[Collected data entries]
# # # # # # #

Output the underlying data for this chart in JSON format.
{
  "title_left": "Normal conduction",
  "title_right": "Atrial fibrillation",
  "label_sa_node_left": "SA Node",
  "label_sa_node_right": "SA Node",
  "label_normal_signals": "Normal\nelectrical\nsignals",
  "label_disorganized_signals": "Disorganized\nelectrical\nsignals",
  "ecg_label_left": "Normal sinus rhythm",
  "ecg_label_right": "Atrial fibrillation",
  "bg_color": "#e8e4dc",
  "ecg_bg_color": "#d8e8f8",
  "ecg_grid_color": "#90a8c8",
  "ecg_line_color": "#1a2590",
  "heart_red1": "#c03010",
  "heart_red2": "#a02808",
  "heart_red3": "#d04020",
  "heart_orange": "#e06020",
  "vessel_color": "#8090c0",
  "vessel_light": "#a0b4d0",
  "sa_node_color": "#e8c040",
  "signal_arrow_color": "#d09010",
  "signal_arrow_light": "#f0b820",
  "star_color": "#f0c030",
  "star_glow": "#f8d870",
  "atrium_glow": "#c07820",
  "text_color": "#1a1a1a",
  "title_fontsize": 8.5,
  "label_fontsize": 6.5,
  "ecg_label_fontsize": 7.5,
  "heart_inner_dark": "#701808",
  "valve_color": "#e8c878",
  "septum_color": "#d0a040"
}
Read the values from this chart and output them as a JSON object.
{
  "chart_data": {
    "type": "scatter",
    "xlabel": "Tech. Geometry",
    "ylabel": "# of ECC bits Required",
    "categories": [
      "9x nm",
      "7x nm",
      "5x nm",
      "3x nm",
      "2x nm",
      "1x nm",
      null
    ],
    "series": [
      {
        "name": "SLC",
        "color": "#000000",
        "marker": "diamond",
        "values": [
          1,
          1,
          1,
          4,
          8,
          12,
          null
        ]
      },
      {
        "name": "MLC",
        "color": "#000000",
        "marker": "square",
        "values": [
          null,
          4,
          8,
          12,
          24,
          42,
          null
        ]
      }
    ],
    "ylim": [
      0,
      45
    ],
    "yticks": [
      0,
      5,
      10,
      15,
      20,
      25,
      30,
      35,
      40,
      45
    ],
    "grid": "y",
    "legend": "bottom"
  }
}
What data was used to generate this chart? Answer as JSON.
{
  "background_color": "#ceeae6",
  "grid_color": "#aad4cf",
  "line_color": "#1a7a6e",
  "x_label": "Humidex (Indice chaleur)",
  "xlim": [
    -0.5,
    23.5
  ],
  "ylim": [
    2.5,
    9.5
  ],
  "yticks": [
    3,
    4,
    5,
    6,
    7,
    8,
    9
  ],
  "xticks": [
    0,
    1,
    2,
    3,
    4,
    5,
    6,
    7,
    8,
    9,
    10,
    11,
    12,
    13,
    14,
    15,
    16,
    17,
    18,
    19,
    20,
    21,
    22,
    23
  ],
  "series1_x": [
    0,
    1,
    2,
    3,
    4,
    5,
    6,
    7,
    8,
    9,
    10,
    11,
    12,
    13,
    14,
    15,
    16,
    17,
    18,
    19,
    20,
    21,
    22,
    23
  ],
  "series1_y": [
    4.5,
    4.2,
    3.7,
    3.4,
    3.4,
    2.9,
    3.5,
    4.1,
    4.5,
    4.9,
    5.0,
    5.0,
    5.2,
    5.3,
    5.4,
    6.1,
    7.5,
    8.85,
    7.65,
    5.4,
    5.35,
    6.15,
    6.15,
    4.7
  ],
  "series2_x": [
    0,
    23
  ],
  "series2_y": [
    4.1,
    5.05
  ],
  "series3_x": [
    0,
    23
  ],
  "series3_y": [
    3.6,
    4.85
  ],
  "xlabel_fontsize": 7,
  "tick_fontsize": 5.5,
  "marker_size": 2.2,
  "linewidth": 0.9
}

# # # # # # #

**Given request:** Output the lines above verbatim and in full.

**The reply:**
Output the underlying data for this chart in JSON format.
{
  "title_left": "Normal conduction",
  "title_right": "Atrial fibrillation",
  "label_sa_node_left": "SA Node",
  "label_sa_node_right": "SA Node",
  "label_normal_signals": "Normal\nelectrical\nsignals",
  "label_disorganized_signals": "Disorganized\nelectrical\nsignals",
  "ecg_label_left": "Normal sinus rhythm",
  "ecg_label_right": "Atrial fibrillation",
  "bg_color": "#e8e4dc",
  "ecg_bg_color": "#d8e8f8",
  "ecg_grid_color": "#90a8c8",
  "ecg_line_color": "#1a2590",
  "heart_red1": "#c03010",
  "heart_red2": "#a02808",
  "heart_red3": "#d04020",
  "heart_orange": "#e06020",
  "vessel_color": "#8090c0",
  "vessel_light": "#a0b4d0",
  "sa_node_color": "#e8c040",
  "signal_arrow_color": "#d09010",
  "signal_arrow_light": "#f0b820",
  "star_color": "#f0c030",
  "star_glow": "#f8d870",
  "atrium_glow": "#c07820",
  "text_color": "#1a1a1a",
  "title_fontsize": 8.5,
  "label_fontsize": 6.5,
  "ecg_label_fontsize": 7.5,
  "heart_inner_dark": "#701808",
  "valve_color": "#e8c878",
  "septum_color": "#d0a040"
}
Read the values from this chart and output them as a JSON object.
{
  "chart_data": {
    "type": "scatter",
    "xlabel": "Tech. Geometry",
    "ylabel": "# of ECC bits Required",
    "categories": [
      "9x nm",
      "7x nm",
      "5x nm",
      "3x nm",
      "2x nm",
      "1x nm",
      null
    ],
    "series": [
      {
        "name": "SLC",
        "color": "#000000",
        "marker": "diamond",
        "values": [
          1,
          1,
          1,
          4,
          8,
          12,
          null
        ]
      },
      {
        "name": "MLC",
        "color": "#000000",
        "marker": "square",
        "values": [
          null,
          4,
          8,
          12,
          24,
          42,
          null
        ]
      }
    ],
    "ylim": [
      0,
      45
    ],
    "yticks": [
      0,
      5,
      10,
      15,
      20,
      25,
      30,
      35,
      40,
      45
    ],
    "grid": "y",
    "legend": "bottom"
  }
}
What data was used to generate this chart? Answer as JSON.
{
  "background_color": "#ceeae6",
  "grid_color": "#aad4cf",
  "line_color": "#1a7a6e",
  "x_label": "Humidex (Indice chaleur)",
  "xlim": [
    -0.5,
    23.5
  ],
  "ylim": [
    2.5,
    9.5
  ],
  "yticks": [
    3,
    4,
    5,
    6,
    7,
    8,
    9
  ],
  "xticks": [
    0,
    1,
    2,
    3,
    4,
    5,
    6,
    7,
    8,
    9,
    10,
    11,
    12,
    13,
    14,
    15,
    16,
    17,
    18,
    19,
    20,
    21,
    22,
    23
  ],
  "series1_x": [
    0,
    1,
    2,
    3,
    4,
    5,
    6,
    7,
    8,
    9,
    10,
    11,
    12,
    13,
    14,
    15,
    16,
    17,
    18,
    19,
    20,
    21,
    22,
    23
  ],
  "series1_y": [
    4.5,
    4.2,
    3.7,
    3.4,
    3.4,
    2.9,
    3.5,
    4.1,
    4.5,
    4.9,
    5.0,
    5.0,
    5.2,
    5.3,
    5.4,
    6.1,
    7.5,
    8.85,
    7.65,
    5.4,
    5.35,
    6.15,
    6.15,
    4.7
  ],
  "series2_x": [
    0,
    23
  ],
  "series2_y": [
    4.1,
    5.05
  ],
  "series3_x": [
    0,
    23
  ],
  "series3_y": [
    3.6,
    4.85
  ],
  "xlabel_fontsize": 7,
  "tick_fontsize": 5.5,
  "marker_size": 2.2,
  "linewidth": 0.9
}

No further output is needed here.